> **WHAT THE TASK ASKS**:
Images are excluded; otherwise, output every record exactly.

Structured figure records
□ □ □ □ □

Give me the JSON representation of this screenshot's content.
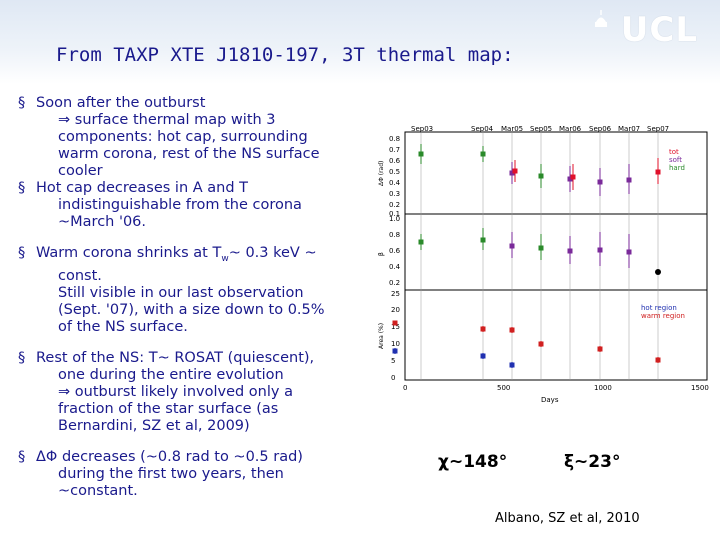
{
  "header": {
    "logo_text": "UCL",
    "title": "From TAXP XTE J1810-197, 3T thermal map:"
  },
  "bullets": [
    {
      "marker": "§",
      "lines": [
        "Soon after the outburst",
        "⇒ surface thermal map with 3",
        "components: hot cap, surrounding",
        "warm corona, rest of the NS surface",
        "cooler"
      ]
    },
    {
      "marker": "§",
      "lines": [
        "Hot cap decreases in A and T",
        "indistinguishable from the corona",
        "~March '06."
      ]
    },
    {
      "marker": "§",
      "lines": [
        "Warm corona shrinks at T",
        "const.",
        "Still visible in our last observation",
        "(Sept. '07), with a size down to 0.5%",
        "of the NS surface."
      ],
      "sub_w": "w",
      "after_sub": "~ 0.3 keV ~"
    },
    {
      "marker": "§",
      "lines": [
        "Rest of the NS: T~ ROSAT (quiescent),",
        "one during the entire evolution",
        "⇒ outburst likely involved only a",
        "fraction of the star surface (as",
        "Bernardini, SZ et al, 2009)"
      ]
    },
    {
      "marker": "§",
      "lines": [
        "ΔΦ decreases (~0.8 rad to ~0.5 rad)",
        "during the first two years, then",
        "~constant."
      ]
    }
  ],
  "figure": {
    "epochs": [
      "Sep03",
      "Sep04",
      "Mar05",
      "Sep05",
      "Mar06",
      "Sep06",
      "Mar07",
      "Sep07"
    ],
    "panel1": {
      "ylabel": "ΔΦ (rad)",
      "ticks": [
        "0.8",
        "0.7",
        "0.6",
        "0.5",
        "0.4",
        "0.3",
        "0.2",
        "0.1"
      ],
      "legend": [
        {
          "label": "tot",
          "color": "#e0102a"
        },
        {
          "label": "soft",
          "color": "#7a2a9a"
        },
        {
          "label": "hard",
          "color": "#2a8a2a"
        }
      ]
    },
    "panel2": {
      "ylabel": "β",
      "ticks": [
        "1.0",
        "0.8",
        "0.6",
        "0.4",
        "0.2"
      ]
    },
    "panel3": {
      "ylabel": "Area (%)",
      "ticks": [
        "25",
        "20",
        "15",
        "10",
        "5",
        "0"
      ],
      "legend": [
        {
          "label": "hot region",
          "color": "#2030b0"
        },
        {
          "label": "warm region",
          "color": "#d02020"
        }
      ]
    },
    "xaxis": {
      "label": "Days",
      "ticks": [
        "0",
        "500",
        "1000",
        "1500"
      ]
    }
  },
  "stats": {
    "chi": "χ~148°",
    "xi": "ξ~23°"
  },
  "citation": "Albano, SZ et al, 2010",
  "colors": {
    "title": "#1a1a8c",
    "bullet_text": "#1a1a8c",
    "header_bg": "#dfe8f4"
  }
}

□ □ □ □ □

> **RESPONSE TO THE TASK**:
Give me the JSON representation of this screenshot's content.
{
  "header": {
    "logo_text": "UCL",
    "title": "From TAXP XTE J1810-197, 3T thermal map:"
  },
  "bullets": [
    {
      "marker": "§",
      "lines": [
        "Soon after the outburst",
        "⇒ surface thermal map with 3",
        "components: hot cap, surrounding",
        "warm corona, rest of the NS surface",
        "cooler"
      ]
    },
    {
      "marker": "§",
      "lines": [
        "Hot cap decreases in A and T",
        "indistinguishable from the corona",
        "~March '06."
      ]
    },
    {
      "marker": "§",
      "lines": [
        "Warm corona shrinks at T",
        "const.",
        "Still visible in our last observation",
        "(Sept. '07), with a size down to 0.5%",
        "of the NS surface."
      ],
      "sub_w": "w",
      "after_sub": "~ 0.3 keV ~"
    },
    {
      "marker": "§",
      "lines": [
        "Rest of the NS: T~ ROSAT (quiescent),",
        "one during the entire evolution",
        "⇒ outburst likely involved only a",
        "fraction of the star surface (as",
        "Bernardini, SZ et al, 2009)"
      ]
    },
    {
      "marker": "§",
      "lines": [
        "ΔΦ decreases (~0.8 rad to ~0.5 rad)",
        "during the first two years, then",
        "~constant."
      ]
    }
  ],
  "figure": {
    "epochs": [
      "Sep03",
      "Sep04",
      "Mar05",
      "Sep05",
      "Mar06",
      "Sep06",
      "Mar07",
      "Sep07"
    ],
    "panel1": {
      "ylabel": "ΔΦ (rad)",
      "ticks": [
        "0.8",
        "0.7",
        "0.6",
        "0.5",
        "0.4",
        "0.3",
        "0.2",
        "0.1"
      ],
      "legend": [
        {
          "label": "tot",
          "color": "#e0102a"
        },
        {
          "label": "soft",
          "color": "#7a2a9a"
        },
        {
          "label": "hard",
          "color": "#2a8a2a"
        }
      ]
    },
    "panel2": {
      "ylabel": "β",
      "ticks": [
        "1.0",
        "0.8",
        "0.6",
        "0.4",
        "0.2"
      ]
    },
    "panel3": {
      "ylabel": "Area (%)",
      "ticks": [
        "25",
        "20",
        "15",
        "10",
        "5",
        "0"
      ],
      "legend": [
        {
          "label": "hot region",
          "color": "#2030b0"
        },
        {
          "label": "warm region",
          "color": "#d02020"
        }
      ]
    },
    "xaxis": {
      "label": "Days",
      "ticks": [
        "0",
        "500",
        "1000",
        "1500"
      ]
    }
  },
  "stats": {
    "chi": "χ~148°",
    "xi": "ξ~23°"
  },
  "citation": "Albano, SZ et al, 2010",
  "colors": {
    "title": "#1a1a8c",
    "bullet_text": "#1a1a8c",
    "header_bg": "#dfe8f4"
  }
}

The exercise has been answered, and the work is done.